__Extracted records__:
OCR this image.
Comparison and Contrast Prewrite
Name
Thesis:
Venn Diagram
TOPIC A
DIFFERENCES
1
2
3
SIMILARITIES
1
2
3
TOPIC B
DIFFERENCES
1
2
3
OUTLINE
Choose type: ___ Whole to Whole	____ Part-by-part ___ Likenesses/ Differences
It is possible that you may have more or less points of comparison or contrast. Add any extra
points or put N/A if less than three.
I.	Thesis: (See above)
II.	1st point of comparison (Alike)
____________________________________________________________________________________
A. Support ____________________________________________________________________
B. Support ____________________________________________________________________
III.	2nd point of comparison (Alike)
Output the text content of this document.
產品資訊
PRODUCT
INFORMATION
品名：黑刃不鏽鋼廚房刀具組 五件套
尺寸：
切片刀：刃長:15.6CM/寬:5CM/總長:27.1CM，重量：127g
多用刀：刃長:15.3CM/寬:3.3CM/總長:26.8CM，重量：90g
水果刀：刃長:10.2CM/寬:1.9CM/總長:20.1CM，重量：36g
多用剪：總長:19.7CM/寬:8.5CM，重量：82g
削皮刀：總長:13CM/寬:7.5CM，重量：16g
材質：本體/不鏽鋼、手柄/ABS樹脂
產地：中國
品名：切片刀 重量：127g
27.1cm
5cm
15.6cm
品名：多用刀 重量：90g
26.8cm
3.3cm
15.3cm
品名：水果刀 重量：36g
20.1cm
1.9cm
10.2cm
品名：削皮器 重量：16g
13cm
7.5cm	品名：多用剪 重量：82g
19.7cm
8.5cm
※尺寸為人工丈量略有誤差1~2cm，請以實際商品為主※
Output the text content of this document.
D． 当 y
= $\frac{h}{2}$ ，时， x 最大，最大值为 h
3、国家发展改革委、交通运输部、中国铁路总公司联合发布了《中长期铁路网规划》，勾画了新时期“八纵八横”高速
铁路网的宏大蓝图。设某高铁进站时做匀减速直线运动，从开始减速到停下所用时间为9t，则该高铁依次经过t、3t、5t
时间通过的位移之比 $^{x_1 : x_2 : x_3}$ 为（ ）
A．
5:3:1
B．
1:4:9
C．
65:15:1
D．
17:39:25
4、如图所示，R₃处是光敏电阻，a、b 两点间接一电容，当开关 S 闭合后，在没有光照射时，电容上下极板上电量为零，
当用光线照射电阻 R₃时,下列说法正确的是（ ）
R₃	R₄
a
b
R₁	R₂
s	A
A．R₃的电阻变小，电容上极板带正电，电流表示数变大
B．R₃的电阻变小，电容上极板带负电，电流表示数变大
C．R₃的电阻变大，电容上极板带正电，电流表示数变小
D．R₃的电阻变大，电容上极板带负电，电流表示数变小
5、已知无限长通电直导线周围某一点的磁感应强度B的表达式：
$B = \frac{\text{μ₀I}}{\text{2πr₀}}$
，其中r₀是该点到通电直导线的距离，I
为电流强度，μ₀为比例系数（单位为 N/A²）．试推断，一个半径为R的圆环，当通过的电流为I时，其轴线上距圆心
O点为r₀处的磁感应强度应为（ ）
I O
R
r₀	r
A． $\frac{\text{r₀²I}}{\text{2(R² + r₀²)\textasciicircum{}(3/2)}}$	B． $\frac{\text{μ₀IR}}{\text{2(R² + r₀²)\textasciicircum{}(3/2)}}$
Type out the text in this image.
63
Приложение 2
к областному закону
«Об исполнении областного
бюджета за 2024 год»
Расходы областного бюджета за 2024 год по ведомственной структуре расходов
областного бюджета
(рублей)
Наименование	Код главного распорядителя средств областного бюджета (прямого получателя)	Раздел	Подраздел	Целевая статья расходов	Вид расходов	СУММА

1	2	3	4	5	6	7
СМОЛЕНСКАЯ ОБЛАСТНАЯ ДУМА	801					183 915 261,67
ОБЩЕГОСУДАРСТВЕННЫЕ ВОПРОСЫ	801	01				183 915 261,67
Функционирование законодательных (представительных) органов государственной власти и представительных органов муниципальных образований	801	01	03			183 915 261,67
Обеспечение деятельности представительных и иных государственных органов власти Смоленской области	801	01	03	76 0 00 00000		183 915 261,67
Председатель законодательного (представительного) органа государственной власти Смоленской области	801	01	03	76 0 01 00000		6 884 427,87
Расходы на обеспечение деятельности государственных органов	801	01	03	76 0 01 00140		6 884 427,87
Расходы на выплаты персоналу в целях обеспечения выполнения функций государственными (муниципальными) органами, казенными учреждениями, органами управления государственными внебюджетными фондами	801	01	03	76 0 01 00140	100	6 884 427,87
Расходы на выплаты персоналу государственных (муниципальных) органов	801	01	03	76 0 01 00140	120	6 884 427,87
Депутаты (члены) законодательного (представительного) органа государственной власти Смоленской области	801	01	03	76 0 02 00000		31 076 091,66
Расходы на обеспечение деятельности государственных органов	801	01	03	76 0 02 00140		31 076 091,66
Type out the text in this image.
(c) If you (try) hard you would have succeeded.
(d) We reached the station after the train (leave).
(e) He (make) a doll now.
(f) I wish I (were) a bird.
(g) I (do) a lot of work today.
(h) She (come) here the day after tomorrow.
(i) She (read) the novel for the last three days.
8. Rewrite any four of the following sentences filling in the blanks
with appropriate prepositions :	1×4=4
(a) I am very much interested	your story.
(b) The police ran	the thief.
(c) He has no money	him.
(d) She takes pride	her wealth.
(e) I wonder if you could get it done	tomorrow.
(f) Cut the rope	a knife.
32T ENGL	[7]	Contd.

__Written request__: Write out every line of the material again, exactly as it reads.

__Task answer__:
OCR this image.
Comparison and Contrast Prewrite
Name
Thesis:
Venn Diagram
TOPIC A
DIFFERENCES
1
2
3
SIMILARITIES
1
2
3
TOPIC B
DIFFERENCES
1
2
3
OUTLINE
Choose type: ___ Whole to Whole	____ Part-by-part ___ Likenesses/ Differences
It is possible that you may have more or less points of comparison or contrast. Add any extra
points or put N/A if less than three.
I.	Thesis: (See above)
II.	1st point of comparison (Alike)
____________________________________________________________________________________
A. Support ____________________________________________________________________
B. Support ____________________________________________________________________
III.	2nd point of comparison (Alike)
Output the text content of this document.
產品資訊
PRODUCT
INFORMATION
品名：黑刃不鏽鋼廚房刀具組 五件套
尺寸：
切片刀：刃長:15.6CM/寬:5CM/總長:27.1CM，重量：127g
多用刀：刃長:15.3CM/寬:3.3CM/總長:26.8CM，重量：90g
水果刀：刃長:10.2CM/寬:1.9CM/總長:20.1CM，重量：36g
多用剪：總長:19.7CM/寬:8.5CM，重量：82g
削皮刀：總長:13CM/寬:7.5CM，重量：16g
材質：本體/不鏽鋼、手柄/ABS樹脂
產地：中國
品名：切片刀 重量：127g
27.1cm
5cm
15.6cm
品名：多用刀 重量：90g
26.8cm
3.3cm
15.3cm
品名：水果刀 重量：36g
20.1cm
1.9cm
10.2cm
品名：削皮器 重量：16g
13cm
7.5cm	品名：多用剪 重量：82g
19.7cm
8.5cm
※尺寸為人工丈量略有誤差1~2cm，請以實際商品為主※
Output the text content of this document.
D． 当 y
= $\frac{h}{2}$ ，时， x 最大，最大值为 h
3、国家发展改革委、交通运输部、中国铁路总公司联合发布了《中长期铁路网规划》，勾画了新时期“八纵八横”高速
铁路网的宏大蓝图。设某高铁进站时做匀减速直线运动，从开始减速到停下所用时间为9t，则该高铁依次经过t、3t、5t
时间通过的位移之比 $^{x_1 : x_2 : x_3}$ 为（ ）
A．
5:3:1
B．
1:4:9
C．
65:15:1
D．
17:39:25
4、如图所示，R₃处是光敏电阻，a、b 两点间接一电容，当开关 S 闭合后，在没有光照射时，电容上下极板上电量为零，
当用光线照射电阻 R₃时,下列说法正确的是（ ）
R₃	R₄
a
b
R₁	R₂
s	A
A．R₃的电阻变小，电容上极板带正电，电流表示数变大
B．R₃的电阻变小，电容上极板带负电，电流表示数变大
C．R₃的电阻变大，电容上极板带正电，电流表示数变小
D．R₃的电阻变大，电容上极板带负电，电流表示数变小
5、已知无限长通电直导线周围某一点的磁感应强度B的表达式：
$B = \frac{\text{μ₀I}}{\text{2πr₀}}$
，其中r₀是该点到通电直导线的距离，I
为电流强度，μ₀为比例系数（单位为 N/A²）．试推断，一个半径为R的圆环，当通过的电流为I时，其轴线上距圆心
O点为r₀处的磁感应强度应为（ ）
I O
R
r₀	r
A． $\frac{\text{r₀²I}}{\text{2(R² + r₀²)\textasciicircum{}(3/2)}}$	B． $\frac{\text{μ₀IR}}{\text{2(R² + r₀²)\textasciicircum{}(3/2)}}$
Type out the text in this image.
63
Приложение 2
к областному закону
«Об исполнении областного
бюджета за 2024 год»
Расходы областного бюджета за 2024 год по ведомственной структуре расходов
областного бюджета
(рублей)
Наименование	Код главного распорядителя средств областного бюджета (прямого получателя)	Раздел	Подраздел	Целевая статья расходов	Вид расходов	СУММА

1	2	3	4	5	6	7
СМОЛЕНСКАЯ ОБЛАСТНАЯ ДУМА	801					183 915 261,67
ОБЩЕГОСУДАРСТВЕННЫЕ ВОПРОСЫ	801	01				183 915 261,67
Функционирование законодательных (представительных) органов государственной власти и представительных органов муниципальных образований	801	01	03			183 915 261,67
Обеспечение деятельности представительных и иных государственных органов власти Смоленской области	801	01	03	76 0 00 00000		183 915 261,67
Председатель законодательного (представительного) органа государственной власти Смоленской области	801	01	03	76 0 01 00000		6 884 427,87
Расходы на обеспечение деятельности государственных органов	801	01	03	76 0 01 00140		6 884 427,87
Расходы на выплаты персоналу в целях обеспечения выполнения функций государственными (муниципальными) органами, казенными учреждениями, органами управления государственными внебюджетными фондами	801	01	03	76 0 01 00140	100	6 884 427,87
Расходы на выплаты персоналу государственных (муниципальных) органов	801	01	03	76 0 01 00140	120	6 884 427,87
Депутаты (члены) законодательного (представительного) органа государственной власти Смоленской области	801	01	03	76 0 02 00000		31 076 091,66
Расходы на обеспечение деятельности государственных органов	801	01	03	76 0 02 00140		31 076 091,66
Type out the text in this image.
(c) If you (try) hard you would have succeeded.
(d) We reached the station after the train (leave).
(e) He (make) a doll now.
(f) I wish I (were) a bird.
(g) I (do) a lot of work today.
(h) She (come) here the day after tomorrow.
(i) She (read) the novel for the last three days.
8. Rewrite any four of the following sentences filling in the blanks
with appropriate prepositions :	1×4=4
(a) I am very much interested	your story.
(b) The police ran	the thief.
(c) He has no money	him.
(d) She takes pride	her wealth.
(e) I wonder if you could get it done	tomorrow.
(f) Cut the rope	a knife.
32T ENGL	[7]	Contd.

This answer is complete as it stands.